*What is required:* Show all lines from the listing below that contain "Possible".

Start

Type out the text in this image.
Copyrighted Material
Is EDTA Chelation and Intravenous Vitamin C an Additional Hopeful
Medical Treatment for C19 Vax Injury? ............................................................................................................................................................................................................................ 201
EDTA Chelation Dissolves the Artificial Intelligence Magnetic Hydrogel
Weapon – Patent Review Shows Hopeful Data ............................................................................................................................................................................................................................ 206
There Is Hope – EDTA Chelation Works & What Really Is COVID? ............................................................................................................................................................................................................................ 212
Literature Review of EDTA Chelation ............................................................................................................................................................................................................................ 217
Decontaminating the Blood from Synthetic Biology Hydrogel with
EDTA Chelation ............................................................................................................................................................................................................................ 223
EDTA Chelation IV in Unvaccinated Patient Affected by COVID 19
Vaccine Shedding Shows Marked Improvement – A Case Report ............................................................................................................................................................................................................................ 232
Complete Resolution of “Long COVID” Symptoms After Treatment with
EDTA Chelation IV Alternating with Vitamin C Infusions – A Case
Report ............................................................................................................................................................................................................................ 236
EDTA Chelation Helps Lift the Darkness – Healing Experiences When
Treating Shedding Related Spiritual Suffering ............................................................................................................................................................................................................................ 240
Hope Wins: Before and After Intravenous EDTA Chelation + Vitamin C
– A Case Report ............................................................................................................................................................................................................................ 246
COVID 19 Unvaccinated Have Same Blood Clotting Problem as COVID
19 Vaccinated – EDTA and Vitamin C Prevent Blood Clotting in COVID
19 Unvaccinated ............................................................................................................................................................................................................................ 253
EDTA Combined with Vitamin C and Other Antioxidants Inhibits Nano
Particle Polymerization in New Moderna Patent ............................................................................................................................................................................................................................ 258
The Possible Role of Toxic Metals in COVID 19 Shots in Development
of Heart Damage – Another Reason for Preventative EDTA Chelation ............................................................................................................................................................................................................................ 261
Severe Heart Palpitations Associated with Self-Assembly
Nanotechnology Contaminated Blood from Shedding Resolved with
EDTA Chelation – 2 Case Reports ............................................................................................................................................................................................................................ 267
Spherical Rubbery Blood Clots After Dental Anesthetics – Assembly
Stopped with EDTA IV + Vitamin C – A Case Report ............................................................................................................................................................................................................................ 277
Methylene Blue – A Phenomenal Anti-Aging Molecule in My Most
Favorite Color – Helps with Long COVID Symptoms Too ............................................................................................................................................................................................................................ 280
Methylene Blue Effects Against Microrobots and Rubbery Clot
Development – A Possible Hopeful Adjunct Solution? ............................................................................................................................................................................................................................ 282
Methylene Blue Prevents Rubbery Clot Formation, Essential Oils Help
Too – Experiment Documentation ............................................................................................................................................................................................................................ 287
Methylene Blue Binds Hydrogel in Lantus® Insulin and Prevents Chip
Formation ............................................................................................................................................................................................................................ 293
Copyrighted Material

End

*Output below:*
The Possible Role of Toxic Metals in COVID 19 Shots in Development
Development – A Possible Hopeful Adjunct Solution? ............................................................................................................................................................................................................................ 282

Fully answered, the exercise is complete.